Extract:
-- Begin --

Holy hell, 1100 Eevee! That's in tents! That's even a decent Jolt there.

I do know about it and it's meant to work only the once for each...so hopefully we've all saved ours? I know I haven't


----------



## Mike_Wizz (Aug 5, 2013)

Wow I thought I did well at 360cp evee. I did know about the rename just chose not too lol 

Sent from my SM-G900F using Tapatalk


----------



## Clancy (Jul 21, 2013)

Pretty much given up on this, doesn't seem to work properly for me 

When I'm walking, even if I have the phone literally open with the app on and the little bloke is walking around it almost never puts my eggs up. I walk the dog about 2.5-3 km every day and since the games come out I've only supposedly walked about 10km. Anyone else got this issue? Bit annoying as I only go on it when I take the dog out


----------



## Mike_Wizz (Aug 5, 2013)

The only problem I had was that some eggs don't hatch.. they just disappear 

Sent from my SM-G900F using Tapatalk


----------



## shycho (Sep 7, 2010)

So the generation 2 pokemon were released late last night, is anyone on here still playing it?
I don't fight in Gyms anymore, but if i'm walking anywhere i'll have it open to see whats around, certainly not playing it like I did when it was first released.


----------



## LeadFarmer (Feb 23, 2011)

My lad loves it, and gets me to play it for him when I'm out. At first I thought it was an awful game, but I can now see why people like it. Just got to make sure the boss doesn't catch me playing it.


----------



## Brian1612 (Apr 5, 2015)

Stopped playing it ages ago. Was a bit of a distraction while trying to drive...


----------



## JMorty (Apr 25, 2011)

Still play it as much as I did at the start. Hardcore gamer till I die though.

The Gen 2 update is class, really excited about it.


----------

-- End --

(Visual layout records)
-- Begin --

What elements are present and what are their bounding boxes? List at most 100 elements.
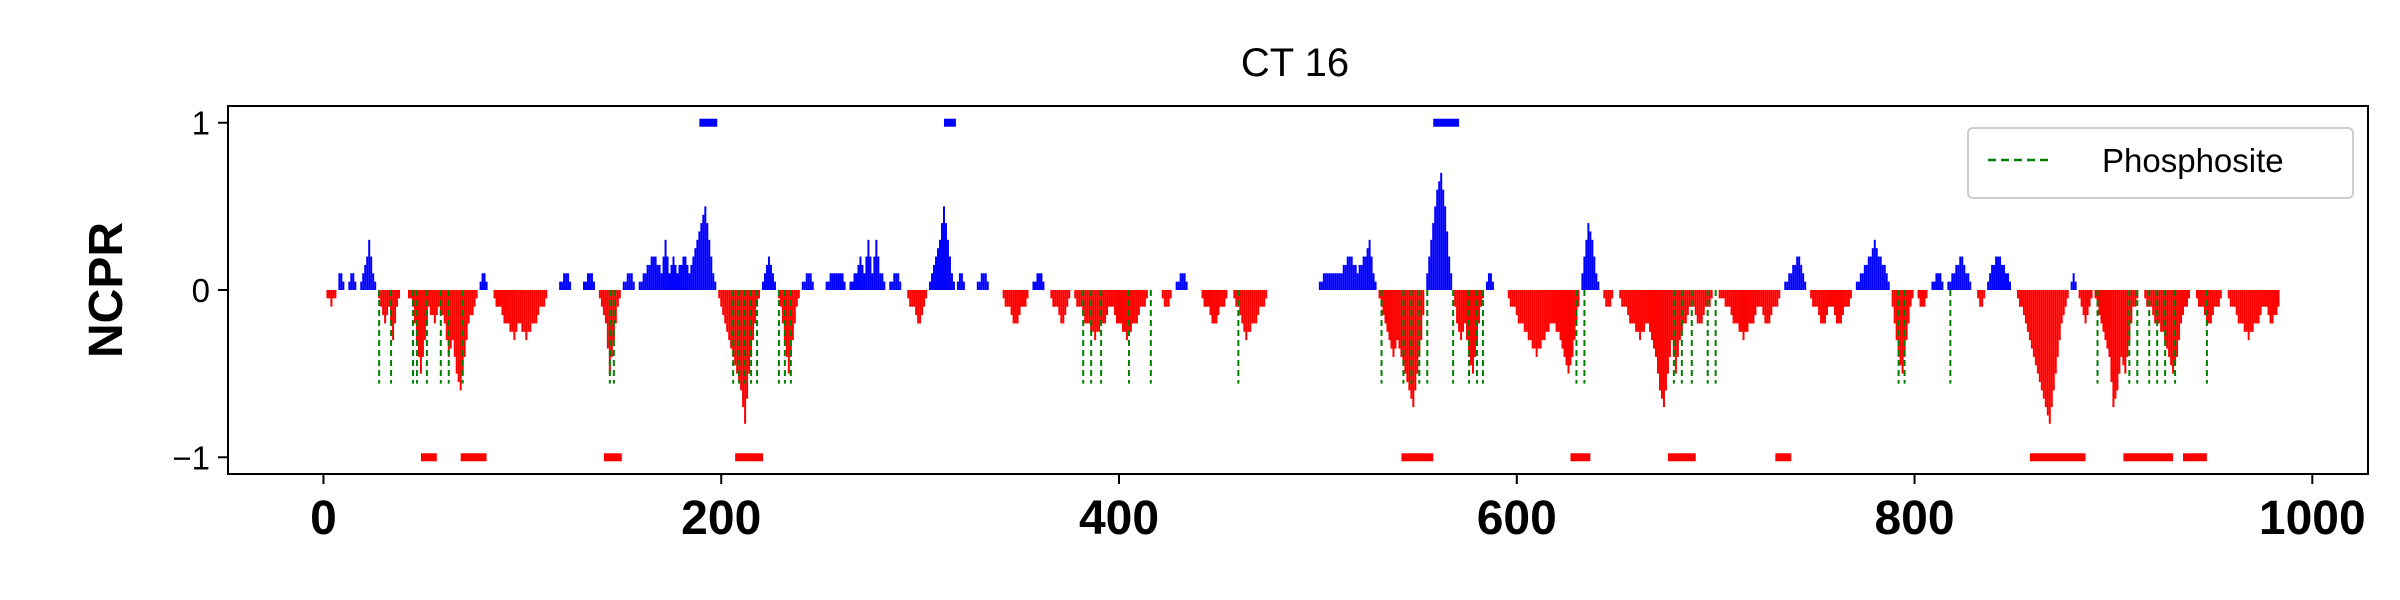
ncpr-bar	[841, 273, 844, 290]
ncpr-bar	[537, 290, 540, 316]
ncpr-bar	[1559, 290, 1562, 341]
ncpr-bar	[1141, 290, 1144, 307]
ncpr-bar	[527, 290, 530, 332]
negative-region-bar	[1401, 453, 1434, 462]
ncpr-bar	[1997, 256, 2000, 290]
ncpr-bar	[1633, 290, 1636, 324]
ncpr-bar	[2195, 290, 2198, 299]
ncpr-bar	[1587, 223, 1590, 290]
ncpr-bar	[398, 290, 401, 299]
ncpr-bar	[429, 290, 432, 316]
ncpr-bar	[1656, 290, 1659, 374]
y-tick-label: 1	[192, 105, 210, 142]
ncpr-bar	[2046, 290, 2049, 416]
ncpr-bar	[614, 290, 617, 324]
ncpr-bar	[658, 264, 661, 290]
ncpr-bar	[368, 239, 371, 290]
ncpr-bar	[1237, 290, 1240, 307]
ncpr-bar	[1881, 264, 1884, 290]
ncpr-bar	[517, 290, 520, 324]
ncpr-bar	[869, 256, 872, 290]
ncpr-bar	[1261, 290, 1264, 307]
negative-region-bar	[1775, 453, 1792, 462]
ncpr-bar	[702, 214, 705, 290]
ncpr-bar	[1651, 290, 1654, 341]
ncpr-bar	[1235, 290, 1238, 307]
ncpr-bar	[921, 290, 924, 316]
ncpr-bar	[2066, 290, 2069, 299]
ncpr-bar	[2229, 290, 2232, 307]
y-axis-label: NCPR	[80, 222, 133, 358]
ncpr-bar	[1796, 256, 1799, 290]
ncpr-bar	[668, 273, 671, 290]
ncpr-bar	[1535, 290, 1538, 357]
ncpr-bar	[1167, 290, 1170, 307]
ncpr-bar	[1074, 290, 1077, 299]
ncpr-bar	[485, 281, 488, 290]
ncpr-bar	[762, 281, 764, 290]
ncpr-bar	[2050, 290, 2053, 408]
ncpr-bar	[825, 281, 828, 290]
ncpr-bar	[2062, 290, 2065, 316]
ncpr-bar	[1750, 290, 1753, 324]
ncpr-bar	[1125, 290, 1128, 341]
ncpr-bar	[1165, 290, 1168, 307]
ncpr-bar	[736, 290, 739, 374]
ncpr-bar	[877, 256, 880, 290]
ncpr-bar	[1448, 256, 1451, 290]
ncpr-bar	[1678, 290, 1681, 341]
ncpr-bar	[1380, 290, 1383, 307]
ncpr-bar	[656, 264, 659, 290]
ncpr-bar	[889, 281, 892, 290]
ncpr-bar	[1641, 290, 1644, 332]
ncpr-bar	[2122, 290, 2125, 366]
x-axis-ticks: 0 200 400 600 800 1000	[310, 474, 2366, 545]
ncpr-bar	[2199, 290, 2202, 307]
ncpr-bar	[1609, 290, 1612, 307]
ncpr-bar	[1843, 290, 1846, 307]
ncpr-bar	[1597, 281, 1600, 290]
ncpr-bar	[1776, 290, 1779, 307]
ncpr-bar	[1330, 273, 1333, 290]
ncpr-bar	[473, 290, 476, 307]
ncpr-bar	[1322, 273, 1325, 290]
ncpr-bar	[392, 290, 395, 341]
ncpr-bar	[515, 290, 518, 332]
ncpr-bar	[2247, 290, 2250, 341]
ncpr-bar	[1547, 290, 1550, 332]
ncpr-bar	[1688, 290, 1691, 307]
ncpr-bar	[1605, 290, 1608, 307]
ncpr-bar	[1203, 290, 1206, 307]
ncpr-bar	[1225, 290, 1228, 299]
ncpr-bar	[837, 273, 840, 290]
ncpr-bar	[1121, 290, 1124, 332]
ncpr-bar	[986, 281, 989, 290]
ncpr-bar	[923, 290, 926, 307]
ncpr-bar	[1080, 290, 1083, 307]
plot-marks	[326, 118, 2280, 462]
ncpr-bar	[1434, 206, 1437, 290]
ncpr-bar	[583, 281, 585, 290]
ncpr-bar	[881, 273, 884, 290]
ncpr-bar	[779, 290, 782, 307]
ncpr-bar	[1933, 281, 1936, 290]
ncpr-bar	[2052, 290, 2055, 391]
ncpr-bar	[1474, 290, 1477, 357]
ncpr-bar	[1400, 290, 1403, 357]
ncpr-bar	[976, 281, 979, 290]
ncpr-bar	[2124, 290, 2127, 374]
ncpr-bar	[2227, 290, 2230, 299]
ncpr-bar	[2184, 290, 2187, 307]
ncpr-bar	[1336, 273, 1339, 290]
ncpr-bar	[1529, 290, 1532, 341]
ncpr-bar	[1104, 290, 1107, 324]
ncpr-bar	[1845, 290, 1848, 307]
ncpr-bar	[1585, 239, 1588, 290]
y-axis-ticks: −1 0 1	[172, 105, 228, 476]
ncpr-bar	[773, 281, 776, 290]
ncpr-bar	[1645, 290, 1648, 324]
ncpr-bar	[1670, 290, 1673, 341]
ncpr-bar	[1368, 239, 1371, 290]
ncpr-bar	[1877, 256, 1880, 290]
ncpr-bar	[2072, 273, 2075, 290]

-- End --

Reproduce the full forum thread about the pokemon game, word for word.

Task result:
Holy hell, 1100 Eevee! That's in tents! That's even a decent Jolt there.

I do know about it and it's meant to work only the once for each...so hopefully we've all saved ours? I know I haven't


----------



## Mike_Wizz (Aug 5, 2013)

Wow I thought I did well at 360cp evee. I did know about the rename just chose not too lol 

Sent from my SM-G900F using Tapatalk


----------



## Clancy (Jul 21, 2013)

Pretty much given up on this, doesn't seem to work properly for me 

When I'm walking, even if I have the phone literally open with the app on and the little bloke is walking around it almost never puts my eggs up. I walk the dog about 2.5-3 km every day and since the games come out I've only supposedly walked about 10km. Anyone else got this issue? Bit annoying as I only go on it when I take the dog out


----------



## Mike_Wizz (Aug 5, 2013)

The only problem I had was that some eggs don't hatch.. they just disappear 

Sent from my SM-G900F using Tapatalk


----------



## shycho (Sep 7, 2010)

So the generation 2 pokemon were released late last night, is anyone on here still playing it?
I don't fight in Gyms anymore, but if i'm walking anywhere i'll have it open to see whats around, certainly not playing it like I did when it was first released.


----------



## LeadFarmer (Feb 23, 2011)

My lad loves it, and gets me to play it for him when I'm out. At first I thought it was an awful game, but I can now see why people like it. Just got to make sure the boss doesn't catch me playing it.


----------



## Brian1612 (Apr 5, 2015)

Stopped playing it ages ago. Was a bit of a distraction while trying to drive...


----------



## JMorty (Apr 25, 2011)

Still play it as much as I did at the start. Hardcore gamer till I die though.

The Gen 2 update is class, really excited about it.


----------